━━ Entries shown
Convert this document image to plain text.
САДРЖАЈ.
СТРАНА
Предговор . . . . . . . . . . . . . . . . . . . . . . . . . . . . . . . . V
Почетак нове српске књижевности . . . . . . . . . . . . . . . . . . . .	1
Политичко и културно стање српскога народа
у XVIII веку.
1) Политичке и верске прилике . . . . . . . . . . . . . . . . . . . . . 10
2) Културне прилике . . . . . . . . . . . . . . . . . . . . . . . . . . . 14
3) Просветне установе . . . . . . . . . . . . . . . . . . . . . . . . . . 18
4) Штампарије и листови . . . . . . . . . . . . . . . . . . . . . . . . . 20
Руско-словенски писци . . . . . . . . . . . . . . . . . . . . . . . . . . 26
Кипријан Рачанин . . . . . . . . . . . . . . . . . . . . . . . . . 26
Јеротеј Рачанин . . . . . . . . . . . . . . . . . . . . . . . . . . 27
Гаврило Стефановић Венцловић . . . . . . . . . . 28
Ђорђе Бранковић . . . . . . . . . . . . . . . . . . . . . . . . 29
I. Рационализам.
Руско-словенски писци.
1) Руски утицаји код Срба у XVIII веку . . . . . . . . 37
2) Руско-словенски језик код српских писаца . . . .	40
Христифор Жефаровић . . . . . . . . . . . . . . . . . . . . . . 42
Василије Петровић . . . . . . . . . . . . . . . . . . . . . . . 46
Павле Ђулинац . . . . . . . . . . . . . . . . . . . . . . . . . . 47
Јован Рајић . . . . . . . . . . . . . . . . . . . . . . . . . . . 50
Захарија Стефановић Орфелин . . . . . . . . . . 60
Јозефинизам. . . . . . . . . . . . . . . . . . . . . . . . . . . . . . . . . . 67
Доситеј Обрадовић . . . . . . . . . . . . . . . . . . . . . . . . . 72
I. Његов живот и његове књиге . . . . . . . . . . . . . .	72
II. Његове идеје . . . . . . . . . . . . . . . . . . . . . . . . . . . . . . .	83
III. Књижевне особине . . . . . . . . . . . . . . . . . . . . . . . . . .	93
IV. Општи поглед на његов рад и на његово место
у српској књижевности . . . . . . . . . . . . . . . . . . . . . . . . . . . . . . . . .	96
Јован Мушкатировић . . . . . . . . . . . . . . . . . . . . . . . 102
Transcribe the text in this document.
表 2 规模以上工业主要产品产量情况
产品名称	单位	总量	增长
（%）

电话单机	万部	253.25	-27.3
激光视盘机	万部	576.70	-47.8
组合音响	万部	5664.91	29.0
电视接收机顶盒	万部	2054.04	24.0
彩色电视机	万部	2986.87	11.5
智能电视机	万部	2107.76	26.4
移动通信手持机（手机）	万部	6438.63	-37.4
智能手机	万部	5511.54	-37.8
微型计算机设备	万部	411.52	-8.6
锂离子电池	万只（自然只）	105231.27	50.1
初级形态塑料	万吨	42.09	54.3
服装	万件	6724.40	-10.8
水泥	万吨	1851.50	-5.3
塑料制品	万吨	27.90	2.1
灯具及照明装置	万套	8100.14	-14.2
━━━━
▸ What needs to be done
From the line containing "Transcribe the text in this document." through the final line of the listing above, retype every line exactly; leave out everything else.

▸ Output of the task
Transcribe the text in this document.
表 2 规模以上工业主要产品产量情况
产品名称	单位	总量	增长
（%）

电话单机	万部	253.25	-27.3
激光视盘机	万部	576.70	-47.8
组合音响	万部	5664.91	29.0
电视接收机顶盒	万部	2054.04	24.0
彩色电视机	万部	2986.87	11.5
智能电视机	万部	2107.76	26.4
移动通信手持机（手机）	万部	6438.63	-37.4
智能手机	万部	5511.54	-37.8
微型计算机设备	万部	411.52	-8.6
锂离子电池	万只（自然只）	105231.27	50.1
初级形态塑料	万吨	42.09	54.3
服装	万件	6724.40	-10.8
水泥	万吨	1851.50	-5.3
塑料制品	万吨	27.90	2.1
灯具及照明装置	万套	8100.14	-14.2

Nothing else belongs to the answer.